[Figure record listings]
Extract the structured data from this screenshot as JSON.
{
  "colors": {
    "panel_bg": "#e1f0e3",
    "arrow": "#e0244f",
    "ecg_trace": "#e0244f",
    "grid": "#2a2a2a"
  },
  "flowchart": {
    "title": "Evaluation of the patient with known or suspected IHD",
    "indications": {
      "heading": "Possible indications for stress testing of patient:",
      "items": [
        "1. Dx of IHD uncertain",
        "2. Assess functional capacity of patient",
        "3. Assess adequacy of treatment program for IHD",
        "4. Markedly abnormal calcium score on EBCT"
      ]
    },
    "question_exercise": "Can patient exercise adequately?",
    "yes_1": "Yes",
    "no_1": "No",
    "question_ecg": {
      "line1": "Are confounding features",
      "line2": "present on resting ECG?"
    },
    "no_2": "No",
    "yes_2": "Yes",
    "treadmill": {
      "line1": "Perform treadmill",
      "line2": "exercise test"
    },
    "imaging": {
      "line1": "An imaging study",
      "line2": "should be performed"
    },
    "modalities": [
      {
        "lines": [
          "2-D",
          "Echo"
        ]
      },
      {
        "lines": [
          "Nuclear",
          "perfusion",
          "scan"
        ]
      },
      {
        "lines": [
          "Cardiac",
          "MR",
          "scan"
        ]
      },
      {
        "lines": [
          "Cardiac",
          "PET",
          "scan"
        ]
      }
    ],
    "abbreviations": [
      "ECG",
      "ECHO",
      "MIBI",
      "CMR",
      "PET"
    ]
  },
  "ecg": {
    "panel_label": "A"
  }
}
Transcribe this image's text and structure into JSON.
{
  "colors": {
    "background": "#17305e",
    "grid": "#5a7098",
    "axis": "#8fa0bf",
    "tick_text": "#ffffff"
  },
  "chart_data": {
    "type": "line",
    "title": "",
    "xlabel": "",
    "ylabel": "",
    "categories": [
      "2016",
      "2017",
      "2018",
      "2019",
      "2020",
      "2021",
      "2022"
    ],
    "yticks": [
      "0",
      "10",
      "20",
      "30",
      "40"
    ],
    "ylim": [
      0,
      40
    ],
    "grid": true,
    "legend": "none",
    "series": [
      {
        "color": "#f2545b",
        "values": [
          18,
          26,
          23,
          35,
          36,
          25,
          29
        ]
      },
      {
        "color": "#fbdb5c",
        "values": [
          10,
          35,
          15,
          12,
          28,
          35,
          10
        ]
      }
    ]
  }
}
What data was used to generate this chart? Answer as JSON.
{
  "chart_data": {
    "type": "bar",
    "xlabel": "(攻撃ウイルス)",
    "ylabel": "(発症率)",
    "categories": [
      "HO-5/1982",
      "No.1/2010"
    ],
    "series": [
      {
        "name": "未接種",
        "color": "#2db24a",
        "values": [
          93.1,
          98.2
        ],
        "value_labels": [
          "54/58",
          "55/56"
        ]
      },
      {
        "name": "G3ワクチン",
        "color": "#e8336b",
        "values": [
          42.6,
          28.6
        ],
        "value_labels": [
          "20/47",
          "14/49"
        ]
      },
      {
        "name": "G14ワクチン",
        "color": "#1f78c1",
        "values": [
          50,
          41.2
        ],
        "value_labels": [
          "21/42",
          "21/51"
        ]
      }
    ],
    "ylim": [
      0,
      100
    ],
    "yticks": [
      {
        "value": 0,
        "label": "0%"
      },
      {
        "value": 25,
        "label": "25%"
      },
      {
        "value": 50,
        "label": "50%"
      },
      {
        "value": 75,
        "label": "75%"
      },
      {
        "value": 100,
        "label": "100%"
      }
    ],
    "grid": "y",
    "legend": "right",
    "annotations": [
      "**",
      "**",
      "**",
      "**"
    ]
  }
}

§ **To do**:
Reproduce all of the records exactly.

§ **Completed exercise**:
Extract the structured data from this screenshot as JSON.
{
  "colors": {
    "panel_bg": "#e1f0e3",
    "arrow": "#e0244f",
    "ecg_trace": "#e0244f",
    "grid": "#2a2a2a"
  },
  "flowchart": {
    "title": "Evaluation of the patient with known or suspected IHD",
    "indications": {
      "heading": "Possible indications for stress testing of patient:",
      "items": [
        "1. Dx of IHD uncertain",
        "2. Assess functional capacity of patient",
        "3. Assess adequacy of treatment program for IHD",
        "4. Markedly abnormal calcium score on EBCT"
      ]
    },
    "question_exercise": "Can patient exercise adequately?",
    "yes_1": "Yes",
    "no_1": "No",
    "question_ecg": {
      "line1": "Are confounding features",
      "line2": "present on resting ECG?"
    },
    "no_2": "No",
    "yes_2": "Yes",
    "treadmill": {
      "line1": "Perform treadmill",
      "line2": "exercise test"
    },
    "imaging": {
      "line1": "An imaging study",
      "line2": "should be performed"
    },
    "modalities": [
      {
        "lines": [
          "2-D",
          "Echo"
        ]
      },
      {
        "lines": [
          "Nuclear",
          "perfusion",
          "scan"
        ]
      },
      {
        "lines": [
          "Cardiac",
          "MR",
          "scan"
        ]
      },
      {
        "lines": [
          "Cardiac",
          "PET",
          "scan"
        ]
      }
    ],
    "abbreviations": [
      "ECG",
      "ECHO",
      "MIBI",
      "CMR",
      "PET"
    ]
  },
  "ecg": {
    "panel_label": "A"
  }
}
Transcribe this image's text and structure into JSON.
{
  "colors": {
    "background": "#17305e",
    "grid": "#5a7098",
    "axis": "#8fa0bf",
    "tick_text": "#ffffff"
  },
  "chart_data": {
    "type": "line",
    "title": "",
    "xlabel": "",
    "ylabel": "",
    "categories": [
      "2016",
      "2017",
      "2018",
      "2019",
      "2020",
      "2021",
      "2022"
    ],
    "yticks": [
      "0",
      "10",
      "20",
      "30",
      "40"
    ],
    "ylim": [
      0,
      40
    ],
    "grid": true,
    "legend": "none",
    "series": [
      {
        "color": "#f2545b",
        "values": [
          18,
          26,
          23,
          35,
          36,
          25,
          29
        ]
      },
      {
        "color": "#fbdb5c",
        "values": [
          10,
          35,
          15,
          12,
          28,
          35,
          10
        ]
      }
    ]
  }
}
What data was used to generate this chart? Answer as JSON.
{
  "chart_data": {
    "type": "bar",
    "xlabel": "(攻撃ウイルス)",
    "ylabel": "(発症率)",
    "categories": [
      "HO-5/1982",
      "No.1/2010"
    ],
    "series": [
      {
        "name": "未接種",
        "color": "#2db24a",
        "values": [
          93.1,
          98.2
        ],
        "value_labels": [
          "54/58",
          "55/56"
        ]
      },
      {
        "name": "G3ワクチン",
        "color": "#e8336b",
        "values": [
          42.6,
          28.6
        ],
        "value_labels": [
          "20/47",
          "14/49"
        ]
      },
      {
        "name": "G14ワクチン",
        "color": "#1f78c1",
        "values": [
          50,
          41.2
        ],
        "value_labels": [
          "21/42",
          "21/51"
        ]
      }
    ],
    "ylim": [
      0,
      100
    ],
    "yticks": [
      {
        "value": 0,
        "label": "0%"
      },
      {
        "value": 25,
        "label": "25%"
      },
      {
        "value": 50,
        "label": "50%"
      },
      {
        "value": 75,
        "label": "75%"
      },
      {
        "value": 100,
        "label": "100%"
      }
    ],
    "grid": "y",
    "legend": "right",
    "annotations": [
      "**",
      "**",
      "**",
      "**"
    ]
  }
}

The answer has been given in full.